* start Exercise data *

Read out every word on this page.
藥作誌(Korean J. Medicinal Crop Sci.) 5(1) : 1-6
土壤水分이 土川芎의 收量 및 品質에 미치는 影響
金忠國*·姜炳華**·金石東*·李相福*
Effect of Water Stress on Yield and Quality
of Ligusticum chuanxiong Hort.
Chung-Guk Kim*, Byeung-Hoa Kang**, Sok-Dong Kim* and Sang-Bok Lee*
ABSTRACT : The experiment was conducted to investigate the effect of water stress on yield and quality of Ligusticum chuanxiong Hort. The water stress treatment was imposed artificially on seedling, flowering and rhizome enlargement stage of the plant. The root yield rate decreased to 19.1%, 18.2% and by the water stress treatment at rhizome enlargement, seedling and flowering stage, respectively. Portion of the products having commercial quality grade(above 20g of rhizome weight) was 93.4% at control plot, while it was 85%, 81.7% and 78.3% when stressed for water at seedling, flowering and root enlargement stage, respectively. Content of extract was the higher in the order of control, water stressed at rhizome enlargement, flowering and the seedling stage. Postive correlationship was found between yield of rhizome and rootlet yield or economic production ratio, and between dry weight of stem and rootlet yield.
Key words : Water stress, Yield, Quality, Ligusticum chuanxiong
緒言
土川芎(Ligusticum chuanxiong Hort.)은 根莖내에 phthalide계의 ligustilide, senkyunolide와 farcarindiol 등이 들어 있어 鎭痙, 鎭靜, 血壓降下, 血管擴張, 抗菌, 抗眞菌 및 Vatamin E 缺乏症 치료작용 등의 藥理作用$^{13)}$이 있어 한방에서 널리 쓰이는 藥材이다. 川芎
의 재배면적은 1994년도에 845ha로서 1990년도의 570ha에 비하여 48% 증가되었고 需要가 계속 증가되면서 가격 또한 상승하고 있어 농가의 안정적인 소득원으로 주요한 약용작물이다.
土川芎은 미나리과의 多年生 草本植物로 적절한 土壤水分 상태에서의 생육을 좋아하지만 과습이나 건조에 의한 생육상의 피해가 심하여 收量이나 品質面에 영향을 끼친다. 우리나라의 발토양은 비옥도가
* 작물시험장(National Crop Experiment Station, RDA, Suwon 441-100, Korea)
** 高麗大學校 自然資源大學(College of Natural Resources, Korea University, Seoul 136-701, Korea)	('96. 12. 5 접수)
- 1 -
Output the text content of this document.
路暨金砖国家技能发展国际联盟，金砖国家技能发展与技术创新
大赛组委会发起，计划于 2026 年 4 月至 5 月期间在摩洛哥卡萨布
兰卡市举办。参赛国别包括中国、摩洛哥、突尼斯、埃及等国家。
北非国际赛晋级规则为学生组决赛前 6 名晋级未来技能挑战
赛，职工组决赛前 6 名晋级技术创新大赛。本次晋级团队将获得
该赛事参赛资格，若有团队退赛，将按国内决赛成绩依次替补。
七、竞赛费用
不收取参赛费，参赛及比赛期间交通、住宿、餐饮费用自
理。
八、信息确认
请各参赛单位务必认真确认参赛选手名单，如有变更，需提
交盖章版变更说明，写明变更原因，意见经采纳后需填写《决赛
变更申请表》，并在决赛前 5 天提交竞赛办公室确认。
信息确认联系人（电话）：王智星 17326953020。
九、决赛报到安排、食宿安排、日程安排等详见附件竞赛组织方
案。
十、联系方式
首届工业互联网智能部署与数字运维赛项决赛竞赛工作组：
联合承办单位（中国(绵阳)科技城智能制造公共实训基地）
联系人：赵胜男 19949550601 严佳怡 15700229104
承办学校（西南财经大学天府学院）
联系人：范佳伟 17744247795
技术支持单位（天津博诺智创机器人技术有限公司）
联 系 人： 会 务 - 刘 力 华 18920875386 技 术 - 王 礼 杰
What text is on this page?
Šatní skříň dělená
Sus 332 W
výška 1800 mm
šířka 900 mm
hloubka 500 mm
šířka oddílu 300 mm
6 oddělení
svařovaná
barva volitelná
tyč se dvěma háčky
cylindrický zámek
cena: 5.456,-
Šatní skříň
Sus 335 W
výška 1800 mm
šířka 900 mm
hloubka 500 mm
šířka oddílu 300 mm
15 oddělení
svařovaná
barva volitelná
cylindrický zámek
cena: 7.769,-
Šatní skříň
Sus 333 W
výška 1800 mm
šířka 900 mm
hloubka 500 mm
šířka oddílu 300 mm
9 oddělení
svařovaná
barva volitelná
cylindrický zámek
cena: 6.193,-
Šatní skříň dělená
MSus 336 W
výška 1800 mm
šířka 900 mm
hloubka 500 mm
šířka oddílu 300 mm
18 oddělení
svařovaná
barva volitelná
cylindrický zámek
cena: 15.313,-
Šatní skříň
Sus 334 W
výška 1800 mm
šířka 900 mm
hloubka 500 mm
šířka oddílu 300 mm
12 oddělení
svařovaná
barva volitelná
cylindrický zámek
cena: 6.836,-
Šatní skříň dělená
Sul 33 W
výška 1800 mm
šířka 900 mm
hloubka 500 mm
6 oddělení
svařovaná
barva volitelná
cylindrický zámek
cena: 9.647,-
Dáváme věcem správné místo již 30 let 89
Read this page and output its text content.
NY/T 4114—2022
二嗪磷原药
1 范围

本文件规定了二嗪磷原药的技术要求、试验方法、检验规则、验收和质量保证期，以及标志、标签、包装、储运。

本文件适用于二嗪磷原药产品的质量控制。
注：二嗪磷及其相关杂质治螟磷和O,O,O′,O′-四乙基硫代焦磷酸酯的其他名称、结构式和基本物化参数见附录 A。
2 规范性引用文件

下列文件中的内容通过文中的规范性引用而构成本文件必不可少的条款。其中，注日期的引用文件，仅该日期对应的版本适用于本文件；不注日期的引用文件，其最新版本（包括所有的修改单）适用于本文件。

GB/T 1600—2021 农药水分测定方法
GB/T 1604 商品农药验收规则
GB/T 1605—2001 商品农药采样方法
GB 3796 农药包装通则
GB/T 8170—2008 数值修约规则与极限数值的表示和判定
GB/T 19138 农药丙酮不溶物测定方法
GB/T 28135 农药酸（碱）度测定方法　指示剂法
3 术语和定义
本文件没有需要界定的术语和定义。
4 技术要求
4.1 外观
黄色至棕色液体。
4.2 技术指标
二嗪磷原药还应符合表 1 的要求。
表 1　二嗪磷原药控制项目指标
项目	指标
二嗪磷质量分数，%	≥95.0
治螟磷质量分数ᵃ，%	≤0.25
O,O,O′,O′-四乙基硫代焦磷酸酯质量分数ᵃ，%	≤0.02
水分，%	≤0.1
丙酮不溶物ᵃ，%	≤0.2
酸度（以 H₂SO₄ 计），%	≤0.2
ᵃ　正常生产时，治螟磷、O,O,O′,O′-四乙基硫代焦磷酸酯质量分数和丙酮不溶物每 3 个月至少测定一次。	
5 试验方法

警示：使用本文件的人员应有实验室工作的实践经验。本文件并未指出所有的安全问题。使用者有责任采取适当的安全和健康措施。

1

* end Exercise data *

To be done
Copy each line of the records above that carries the word "cena".

Answer for this exercise
cena: 5.456,-
cena: 7.769,-
cena: 6.193,-
cena: 15.313,-
cena: 6.836,-
cena: 9.647,-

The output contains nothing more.